::: Task material :::

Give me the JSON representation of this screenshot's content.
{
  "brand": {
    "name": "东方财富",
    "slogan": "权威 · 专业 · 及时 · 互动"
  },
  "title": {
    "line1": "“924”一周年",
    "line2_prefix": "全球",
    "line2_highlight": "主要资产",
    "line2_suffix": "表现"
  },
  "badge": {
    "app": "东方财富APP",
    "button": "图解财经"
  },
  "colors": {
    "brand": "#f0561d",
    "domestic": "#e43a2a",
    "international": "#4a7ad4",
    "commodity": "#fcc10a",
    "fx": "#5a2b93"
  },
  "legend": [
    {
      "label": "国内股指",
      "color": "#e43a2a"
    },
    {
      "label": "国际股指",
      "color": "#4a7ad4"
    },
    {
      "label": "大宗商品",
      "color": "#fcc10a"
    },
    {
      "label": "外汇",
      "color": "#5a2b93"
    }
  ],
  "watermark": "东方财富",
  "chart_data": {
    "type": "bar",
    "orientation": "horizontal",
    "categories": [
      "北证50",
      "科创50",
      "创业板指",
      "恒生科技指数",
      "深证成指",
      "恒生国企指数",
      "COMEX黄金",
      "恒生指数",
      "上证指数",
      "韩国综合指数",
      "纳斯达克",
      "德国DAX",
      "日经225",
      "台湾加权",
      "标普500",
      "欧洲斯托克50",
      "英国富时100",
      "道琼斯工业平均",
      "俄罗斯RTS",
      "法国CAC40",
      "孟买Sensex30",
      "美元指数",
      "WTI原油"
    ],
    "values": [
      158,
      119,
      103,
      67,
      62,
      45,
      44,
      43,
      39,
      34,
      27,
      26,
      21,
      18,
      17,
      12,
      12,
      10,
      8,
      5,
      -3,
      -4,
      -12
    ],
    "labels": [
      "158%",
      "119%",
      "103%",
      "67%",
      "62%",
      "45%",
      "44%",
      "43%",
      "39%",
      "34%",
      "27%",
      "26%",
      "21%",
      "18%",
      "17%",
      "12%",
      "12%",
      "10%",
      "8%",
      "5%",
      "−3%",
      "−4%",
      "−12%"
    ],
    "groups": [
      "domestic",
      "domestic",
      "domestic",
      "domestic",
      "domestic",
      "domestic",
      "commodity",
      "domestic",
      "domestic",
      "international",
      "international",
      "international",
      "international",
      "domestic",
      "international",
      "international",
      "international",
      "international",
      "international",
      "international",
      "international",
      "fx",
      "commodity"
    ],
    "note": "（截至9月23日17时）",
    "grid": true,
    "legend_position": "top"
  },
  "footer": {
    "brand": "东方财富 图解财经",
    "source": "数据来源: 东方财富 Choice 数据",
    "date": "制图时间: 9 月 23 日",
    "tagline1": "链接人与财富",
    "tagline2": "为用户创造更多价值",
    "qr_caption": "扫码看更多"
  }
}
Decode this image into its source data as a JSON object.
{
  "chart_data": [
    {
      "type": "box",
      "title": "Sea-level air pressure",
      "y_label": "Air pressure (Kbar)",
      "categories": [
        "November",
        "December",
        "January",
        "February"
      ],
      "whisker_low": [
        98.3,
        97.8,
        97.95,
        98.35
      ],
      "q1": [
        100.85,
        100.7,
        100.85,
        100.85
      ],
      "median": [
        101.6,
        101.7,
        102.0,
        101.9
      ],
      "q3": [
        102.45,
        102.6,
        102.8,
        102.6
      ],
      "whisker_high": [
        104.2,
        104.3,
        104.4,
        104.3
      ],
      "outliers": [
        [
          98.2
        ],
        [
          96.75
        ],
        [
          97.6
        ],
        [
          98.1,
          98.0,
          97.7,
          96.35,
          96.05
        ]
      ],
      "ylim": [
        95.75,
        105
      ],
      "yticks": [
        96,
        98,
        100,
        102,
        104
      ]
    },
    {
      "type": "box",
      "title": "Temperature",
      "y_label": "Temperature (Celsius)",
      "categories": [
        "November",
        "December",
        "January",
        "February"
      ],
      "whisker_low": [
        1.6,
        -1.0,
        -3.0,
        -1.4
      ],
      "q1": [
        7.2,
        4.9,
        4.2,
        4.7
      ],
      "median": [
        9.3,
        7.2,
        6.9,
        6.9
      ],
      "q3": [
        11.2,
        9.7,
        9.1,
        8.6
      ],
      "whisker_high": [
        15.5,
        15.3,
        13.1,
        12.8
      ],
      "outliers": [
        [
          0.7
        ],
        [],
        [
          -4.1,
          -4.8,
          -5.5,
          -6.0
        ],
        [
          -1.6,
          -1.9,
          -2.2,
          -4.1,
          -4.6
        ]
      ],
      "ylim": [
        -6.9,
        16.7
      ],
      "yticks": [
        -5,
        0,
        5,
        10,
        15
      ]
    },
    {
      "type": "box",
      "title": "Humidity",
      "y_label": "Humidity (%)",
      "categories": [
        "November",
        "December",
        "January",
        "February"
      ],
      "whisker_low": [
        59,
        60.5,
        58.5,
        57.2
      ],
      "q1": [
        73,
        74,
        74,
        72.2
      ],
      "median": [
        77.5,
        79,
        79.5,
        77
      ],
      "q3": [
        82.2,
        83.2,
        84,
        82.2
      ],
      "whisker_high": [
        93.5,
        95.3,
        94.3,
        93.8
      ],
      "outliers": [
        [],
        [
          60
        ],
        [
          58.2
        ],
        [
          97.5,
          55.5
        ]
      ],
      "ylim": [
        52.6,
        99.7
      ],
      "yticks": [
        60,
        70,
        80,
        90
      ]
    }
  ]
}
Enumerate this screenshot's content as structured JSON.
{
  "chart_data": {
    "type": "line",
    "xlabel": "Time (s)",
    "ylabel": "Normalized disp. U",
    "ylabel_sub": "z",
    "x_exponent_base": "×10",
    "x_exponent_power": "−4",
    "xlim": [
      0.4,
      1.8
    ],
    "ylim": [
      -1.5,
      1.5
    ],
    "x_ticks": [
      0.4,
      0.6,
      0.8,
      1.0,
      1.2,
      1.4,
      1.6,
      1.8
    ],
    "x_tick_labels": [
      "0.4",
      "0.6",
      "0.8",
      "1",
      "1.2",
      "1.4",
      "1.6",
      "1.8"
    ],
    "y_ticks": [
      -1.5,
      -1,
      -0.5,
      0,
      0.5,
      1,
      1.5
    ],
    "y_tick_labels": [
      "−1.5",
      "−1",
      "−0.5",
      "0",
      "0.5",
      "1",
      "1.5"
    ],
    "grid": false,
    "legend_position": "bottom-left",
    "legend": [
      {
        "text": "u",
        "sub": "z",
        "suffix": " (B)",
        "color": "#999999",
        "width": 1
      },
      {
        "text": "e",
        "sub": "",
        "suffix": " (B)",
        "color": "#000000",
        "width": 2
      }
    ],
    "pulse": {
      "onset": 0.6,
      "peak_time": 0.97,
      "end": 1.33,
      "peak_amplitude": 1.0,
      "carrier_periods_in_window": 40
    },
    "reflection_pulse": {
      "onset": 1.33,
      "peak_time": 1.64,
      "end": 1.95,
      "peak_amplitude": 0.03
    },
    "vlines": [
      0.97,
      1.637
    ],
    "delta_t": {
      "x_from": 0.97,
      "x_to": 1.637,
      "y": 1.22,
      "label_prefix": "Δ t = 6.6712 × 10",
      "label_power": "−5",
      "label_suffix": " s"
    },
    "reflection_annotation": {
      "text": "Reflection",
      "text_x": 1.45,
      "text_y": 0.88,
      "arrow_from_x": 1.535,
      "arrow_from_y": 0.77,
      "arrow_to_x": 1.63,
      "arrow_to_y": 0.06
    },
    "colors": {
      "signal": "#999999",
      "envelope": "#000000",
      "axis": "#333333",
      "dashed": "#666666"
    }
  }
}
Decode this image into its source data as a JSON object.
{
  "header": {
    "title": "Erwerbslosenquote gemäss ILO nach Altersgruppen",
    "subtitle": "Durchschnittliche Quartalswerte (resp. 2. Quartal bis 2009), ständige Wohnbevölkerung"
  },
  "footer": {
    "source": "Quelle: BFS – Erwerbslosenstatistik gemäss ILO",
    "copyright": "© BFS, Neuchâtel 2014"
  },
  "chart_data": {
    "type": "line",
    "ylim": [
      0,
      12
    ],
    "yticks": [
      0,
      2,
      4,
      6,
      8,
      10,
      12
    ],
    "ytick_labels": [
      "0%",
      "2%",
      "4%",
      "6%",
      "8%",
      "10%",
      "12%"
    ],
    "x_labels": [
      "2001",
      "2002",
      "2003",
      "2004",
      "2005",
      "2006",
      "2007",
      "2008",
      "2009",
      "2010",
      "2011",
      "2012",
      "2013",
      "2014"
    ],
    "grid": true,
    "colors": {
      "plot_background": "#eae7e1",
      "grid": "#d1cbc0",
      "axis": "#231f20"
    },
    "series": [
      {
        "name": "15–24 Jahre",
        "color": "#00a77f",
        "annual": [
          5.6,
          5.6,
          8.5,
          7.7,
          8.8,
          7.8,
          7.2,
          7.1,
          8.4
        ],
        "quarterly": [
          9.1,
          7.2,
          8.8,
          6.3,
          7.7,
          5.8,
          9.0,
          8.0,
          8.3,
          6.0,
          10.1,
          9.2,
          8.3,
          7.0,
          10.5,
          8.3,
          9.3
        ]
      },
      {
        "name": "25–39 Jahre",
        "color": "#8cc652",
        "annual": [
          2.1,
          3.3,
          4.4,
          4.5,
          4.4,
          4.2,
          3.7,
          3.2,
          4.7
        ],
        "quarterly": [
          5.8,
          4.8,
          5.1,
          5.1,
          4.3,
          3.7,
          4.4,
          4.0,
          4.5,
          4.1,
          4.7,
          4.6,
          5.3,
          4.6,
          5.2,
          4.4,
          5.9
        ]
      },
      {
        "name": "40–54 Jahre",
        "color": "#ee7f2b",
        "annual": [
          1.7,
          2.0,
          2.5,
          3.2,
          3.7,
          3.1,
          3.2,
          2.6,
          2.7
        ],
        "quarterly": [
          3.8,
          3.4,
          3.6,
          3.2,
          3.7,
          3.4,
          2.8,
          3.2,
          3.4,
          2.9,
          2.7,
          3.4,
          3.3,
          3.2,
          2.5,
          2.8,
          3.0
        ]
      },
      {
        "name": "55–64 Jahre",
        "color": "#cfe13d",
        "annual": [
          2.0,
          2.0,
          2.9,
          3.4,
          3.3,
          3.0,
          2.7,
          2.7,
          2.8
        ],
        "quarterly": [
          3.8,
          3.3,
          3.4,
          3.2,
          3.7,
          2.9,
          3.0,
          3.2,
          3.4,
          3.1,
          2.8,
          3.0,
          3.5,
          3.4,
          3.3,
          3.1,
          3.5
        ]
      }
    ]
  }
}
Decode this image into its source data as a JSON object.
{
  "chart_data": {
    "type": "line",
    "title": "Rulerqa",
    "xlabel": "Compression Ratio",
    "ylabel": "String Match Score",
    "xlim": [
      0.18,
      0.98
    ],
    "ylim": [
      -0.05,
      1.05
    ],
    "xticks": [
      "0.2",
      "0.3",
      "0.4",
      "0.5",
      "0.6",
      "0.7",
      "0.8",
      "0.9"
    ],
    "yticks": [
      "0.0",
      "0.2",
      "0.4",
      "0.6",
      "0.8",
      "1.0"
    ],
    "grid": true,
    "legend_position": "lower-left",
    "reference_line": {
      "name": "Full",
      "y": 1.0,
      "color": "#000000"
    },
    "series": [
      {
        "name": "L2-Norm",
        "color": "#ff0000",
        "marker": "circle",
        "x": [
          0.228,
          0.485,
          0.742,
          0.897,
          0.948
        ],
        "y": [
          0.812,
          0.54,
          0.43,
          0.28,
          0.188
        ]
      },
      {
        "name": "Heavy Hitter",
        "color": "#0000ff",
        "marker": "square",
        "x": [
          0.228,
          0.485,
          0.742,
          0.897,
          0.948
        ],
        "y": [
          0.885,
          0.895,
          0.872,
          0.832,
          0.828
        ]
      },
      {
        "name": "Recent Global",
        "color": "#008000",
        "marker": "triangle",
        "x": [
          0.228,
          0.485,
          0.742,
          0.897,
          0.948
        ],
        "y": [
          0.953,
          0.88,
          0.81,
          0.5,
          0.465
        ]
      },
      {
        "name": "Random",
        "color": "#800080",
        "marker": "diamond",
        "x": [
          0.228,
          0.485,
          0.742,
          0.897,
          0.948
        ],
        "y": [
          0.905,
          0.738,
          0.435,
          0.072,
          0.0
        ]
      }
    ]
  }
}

:::

Above are records; say how many of their lines contain the word "marker", giving only the number.

◆ Solved exercise
4